- [Goal]: Please give the lines from the line with "exam schedule table: 专业实务: [416, 939, 500, 960]" to the line with "notice heading: [116, 291, 660, 359]" again, replacing "body text" with "paragraph text" and leaving everything else unchanged.

- [Input]:
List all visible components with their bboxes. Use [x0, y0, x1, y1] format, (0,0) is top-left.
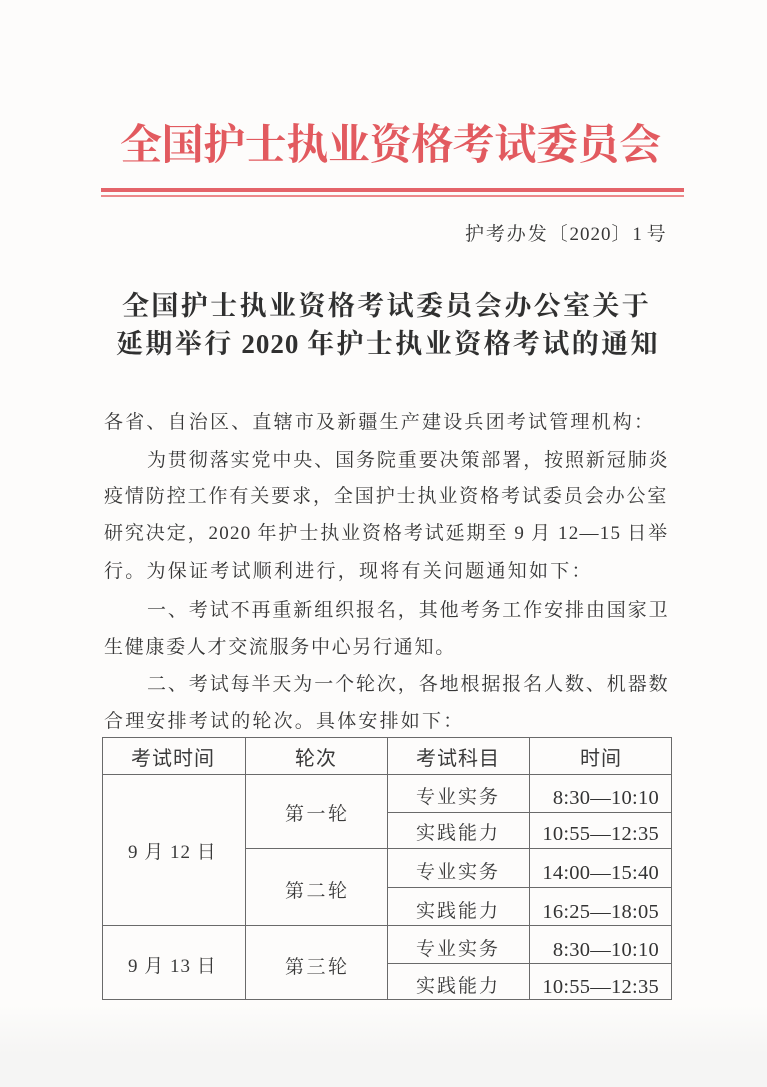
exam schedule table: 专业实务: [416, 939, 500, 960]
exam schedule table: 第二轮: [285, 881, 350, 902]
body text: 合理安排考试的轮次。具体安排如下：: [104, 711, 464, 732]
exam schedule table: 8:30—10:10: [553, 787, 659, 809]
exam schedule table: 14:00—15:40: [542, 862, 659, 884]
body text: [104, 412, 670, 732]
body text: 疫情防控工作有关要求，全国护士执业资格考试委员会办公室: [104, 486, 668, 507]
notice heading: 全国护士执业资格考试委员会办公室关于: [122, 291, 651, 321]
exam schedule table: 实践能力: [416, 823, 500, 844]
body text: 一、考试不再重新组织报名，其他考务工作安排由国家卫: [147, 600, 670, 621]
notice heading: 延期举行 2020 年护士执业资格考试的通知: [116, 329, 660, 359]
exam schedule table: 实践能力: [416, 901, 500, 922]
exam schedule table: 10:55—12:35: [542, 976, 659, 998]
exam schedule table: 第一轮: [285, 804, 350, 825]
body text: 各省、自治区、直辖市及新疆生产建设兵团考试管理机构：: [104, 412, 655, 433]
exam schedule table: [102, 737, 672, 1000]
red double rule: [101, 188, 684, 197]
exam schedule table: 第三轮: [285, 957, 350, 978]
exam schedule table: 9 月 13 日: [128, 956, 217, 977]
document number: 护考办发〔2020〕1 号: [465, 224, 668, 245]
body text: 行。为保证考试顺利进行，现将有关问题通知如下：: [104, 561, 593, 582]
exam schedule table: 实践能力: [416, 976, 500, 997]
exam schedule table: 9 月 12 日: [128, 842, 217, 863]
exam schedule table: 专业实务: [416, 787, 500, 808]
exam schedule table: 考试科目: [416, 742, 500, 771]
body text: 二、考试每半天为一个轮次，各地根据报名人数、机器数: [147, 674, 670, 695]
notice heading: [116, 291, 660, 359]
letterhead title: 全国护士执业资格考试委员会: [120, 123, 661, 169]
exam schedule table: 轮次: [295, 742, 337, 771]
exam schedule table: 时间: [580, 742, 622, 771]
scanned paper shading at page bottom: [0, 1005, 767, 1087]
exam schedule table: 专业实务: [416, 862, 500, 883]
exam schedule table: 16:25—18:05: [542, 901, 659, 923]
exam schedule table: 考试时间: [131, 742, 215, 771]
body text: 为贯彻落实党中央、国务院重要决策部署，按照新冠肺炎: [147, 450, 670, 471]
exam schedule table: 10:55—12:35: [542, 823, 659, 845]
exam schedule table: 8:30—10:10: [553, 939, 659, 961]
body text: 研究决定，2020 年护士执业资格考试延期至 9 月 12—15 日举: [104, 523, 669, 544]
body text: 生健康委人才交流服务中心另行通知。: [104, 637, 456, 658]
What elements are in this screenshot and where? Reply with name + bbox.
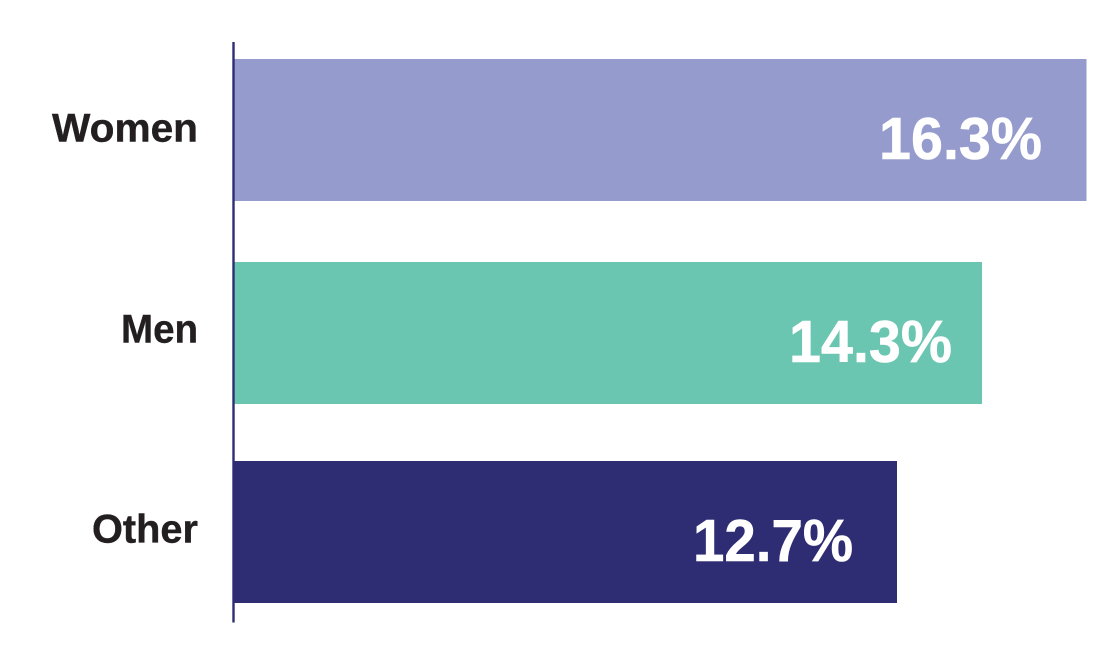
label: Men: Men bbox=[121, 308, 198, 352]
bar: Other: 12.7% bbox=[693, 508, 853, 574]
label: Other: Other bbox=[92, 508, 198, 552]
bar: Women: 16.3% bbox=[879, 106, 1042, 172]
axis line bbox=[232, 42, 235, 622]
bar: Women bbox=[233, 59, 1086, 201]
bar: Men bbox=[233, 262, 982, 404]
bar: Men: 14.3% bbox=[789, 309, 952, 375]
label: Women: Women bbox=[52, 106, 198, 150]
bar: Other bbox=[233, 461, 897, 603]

- [Correct result]:
exam schedule table: 专业实务: [416, 939, 500, 960]
exam schedule table: 第二轮: [285, 881, 350, 902]
paragraph text: 合理安排考试的轮次。具体安排如下：: [104, 711, 464, 732]
exam schedule table: 8:30—10:10: [553, 787, 659, 809]
exam schedule table: 14:00—15:40: [542, 862, 659, 884]
paragraph text: [104, 412, 670, 732]
paragraph text: 疫情防控工作有关要求，全国护士执业资格考试委员会办公室: [104, 486, 668, 507]
notice heading: 全国护士执业资格考试委员会办公室关于: [122, 291, 651, 321]
exam schedule table: 实践能力: [416, 823, 500, 844]
paragraph text: 一、考试不再重新组织报名，其他考务工作安排由国家卫: [147, 600, 670, 621]
notice heading: 延期举行 2020 年护士执业资格考试的通知: [116, 329, 660, 359]
exam schedule table: 实践能力: [416, 901, 500, 922]
exam schedule table: 10:55—12:35: [542, 976, 659, 998]
exam schedule table: 第一轮: [285, 804, 350, 825]
paragraph text: 各省、自治区、直辖市及新疆生产建设兵团考试管理机构：: [104, 412, 655, 433]
exam schedule table: [102, 737, 672, 1000]
red double rule: [101, 188, 684, 197]
exam schedule table: 第三轮: [285, 957, 350, 978]
exam schedule table: 9 月 13 日: [128, 956, 217, 977]
document number: 护考办发〔2020〕1 号: [465, 224, 668, 245]
paragraph text: 行。为保证考试顺利进行，现将有关问题通知如下：: [104, 561, 593, 582]
exam schedule table: 实践能力: [416, 976, 500, 997]
exam schedule table: 9 月 12 日: [128, 842, 217, 863]
exam schedule table: 专业实务: [416, 787, 500, 808]
exam schedule table: 考试科目: [416, 742, 500, 771]
paragraph text: 二、考试每半天为一个轮次，各地根据报名人数、机器数: [147, 674, 670, 695]
notice heading: [116, 291, 660, 359]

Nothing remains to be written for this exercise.